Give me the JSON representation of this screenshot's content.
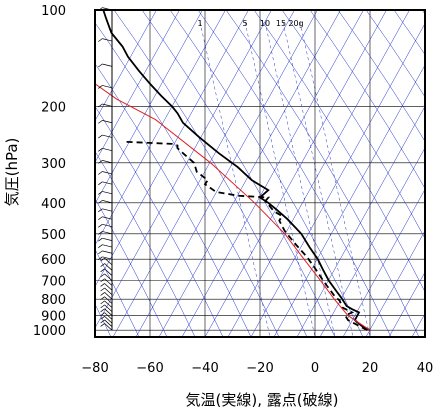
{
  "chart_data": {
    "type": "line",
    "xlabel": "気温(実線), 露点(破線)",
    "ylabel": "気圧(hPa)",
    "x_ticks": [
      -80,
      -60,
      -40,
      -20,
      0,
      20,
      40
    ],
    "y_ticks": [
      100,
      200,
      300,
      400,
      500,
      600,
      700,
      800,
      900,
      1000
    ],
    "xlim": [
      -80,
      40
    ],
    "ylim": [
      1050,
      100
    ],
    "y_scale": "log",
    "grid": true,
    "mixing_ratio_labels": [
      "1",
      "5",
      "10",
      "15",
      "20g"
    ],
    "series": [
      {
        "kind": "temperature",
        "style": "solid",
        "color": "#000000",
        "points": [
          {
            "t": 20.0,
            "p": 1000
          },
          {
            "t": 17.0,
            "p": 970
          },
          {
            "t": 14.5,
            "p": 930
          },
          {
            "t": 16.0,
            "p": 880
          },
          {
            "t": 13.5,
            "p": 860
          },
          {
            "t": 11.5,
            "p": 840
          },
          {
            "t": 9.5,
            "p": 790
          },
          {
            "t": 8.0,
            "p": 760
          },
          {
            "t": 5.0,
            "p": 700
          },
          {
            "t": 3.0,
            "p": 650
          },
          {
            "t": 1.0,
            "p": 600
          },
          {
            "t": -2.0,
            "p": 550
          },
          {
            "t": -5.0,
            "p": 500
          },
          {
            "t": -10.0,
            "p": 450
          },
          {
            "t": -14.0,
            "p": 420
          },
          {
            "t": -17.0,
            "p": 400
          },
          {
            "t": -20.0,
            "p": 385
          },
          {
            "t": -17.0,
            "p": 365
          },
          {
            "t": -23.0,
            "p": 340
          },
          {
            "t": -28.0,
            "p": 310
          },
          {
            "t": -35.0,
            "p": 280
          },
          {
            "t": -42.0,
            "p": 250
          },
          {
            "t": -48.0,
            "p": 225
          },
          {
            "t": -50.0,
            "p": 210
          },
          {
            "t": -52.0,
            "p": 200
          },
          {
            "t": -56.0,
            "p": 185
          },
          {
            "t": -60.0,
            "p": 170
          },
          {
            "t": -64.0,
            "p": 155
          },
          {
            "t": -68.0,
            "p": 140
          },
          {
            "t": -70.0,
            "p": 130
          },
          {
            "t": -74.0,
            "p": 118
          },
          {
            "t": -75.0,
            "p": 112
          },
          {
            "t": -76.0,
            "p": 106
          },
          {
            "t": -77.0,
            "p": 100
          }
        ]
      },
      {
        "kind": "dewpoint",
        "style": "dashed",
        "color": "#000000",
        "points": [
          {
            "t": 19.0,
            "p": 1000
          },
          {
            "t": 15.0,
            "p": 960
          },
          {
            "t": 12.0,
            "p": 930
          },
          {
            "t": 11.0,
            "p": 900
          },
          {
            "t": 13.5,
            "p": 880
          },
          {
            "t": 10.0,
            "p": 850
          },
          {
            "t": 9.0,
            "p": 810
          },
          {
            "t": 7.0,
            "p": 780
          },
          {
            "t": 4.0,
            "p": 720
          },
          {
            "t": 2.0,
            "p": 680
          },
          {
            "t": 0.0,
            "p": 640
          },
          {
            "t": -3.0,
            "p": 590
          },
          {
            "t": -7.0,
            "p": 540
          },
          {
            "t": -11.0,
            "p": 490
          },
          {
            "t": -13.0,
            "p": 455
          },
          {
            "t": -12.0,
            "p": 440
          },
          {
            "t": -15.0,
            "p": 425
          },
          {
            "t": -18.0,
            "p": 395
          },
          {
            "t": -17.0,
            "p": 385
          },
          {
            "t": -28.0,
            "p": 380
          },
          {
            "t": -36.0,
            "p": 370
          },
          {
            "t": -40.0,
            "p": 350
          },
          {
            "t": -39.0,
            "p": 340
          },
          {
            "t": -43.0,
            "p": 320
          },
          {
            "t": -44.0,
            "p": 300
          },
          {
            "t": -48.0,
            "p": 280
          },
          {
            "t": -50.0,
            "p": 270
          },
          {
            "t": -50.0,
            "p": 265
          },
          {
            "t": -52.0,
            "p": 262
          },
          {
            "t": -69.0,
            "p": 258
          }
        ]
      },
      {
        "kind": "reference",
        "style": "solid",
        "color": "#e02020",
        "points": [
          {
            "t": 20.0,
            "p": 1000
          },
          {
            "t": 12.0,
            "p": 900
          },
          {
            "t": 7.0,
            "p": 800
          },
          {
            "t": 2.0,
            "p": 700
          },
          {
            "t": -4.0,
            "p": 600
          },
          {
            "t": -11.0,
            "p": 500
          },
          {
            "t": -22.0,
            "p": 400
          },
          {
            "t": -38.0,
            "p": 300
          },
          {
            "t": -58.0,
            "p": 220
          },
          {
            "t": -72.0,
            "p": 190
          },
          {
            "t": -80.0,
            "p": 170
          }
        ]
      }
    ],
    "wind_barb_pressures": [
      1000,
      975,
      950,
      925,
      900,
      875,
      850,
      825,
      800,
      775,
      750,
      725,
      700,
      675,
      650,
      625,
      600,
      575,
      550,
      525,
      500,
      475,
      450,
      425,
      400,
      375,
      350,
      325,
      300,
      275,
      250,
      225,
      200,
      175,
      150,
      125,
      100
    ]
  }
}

> [Problem]
Answer only with how many lines in the records include "kind".

> [Correct answer]
3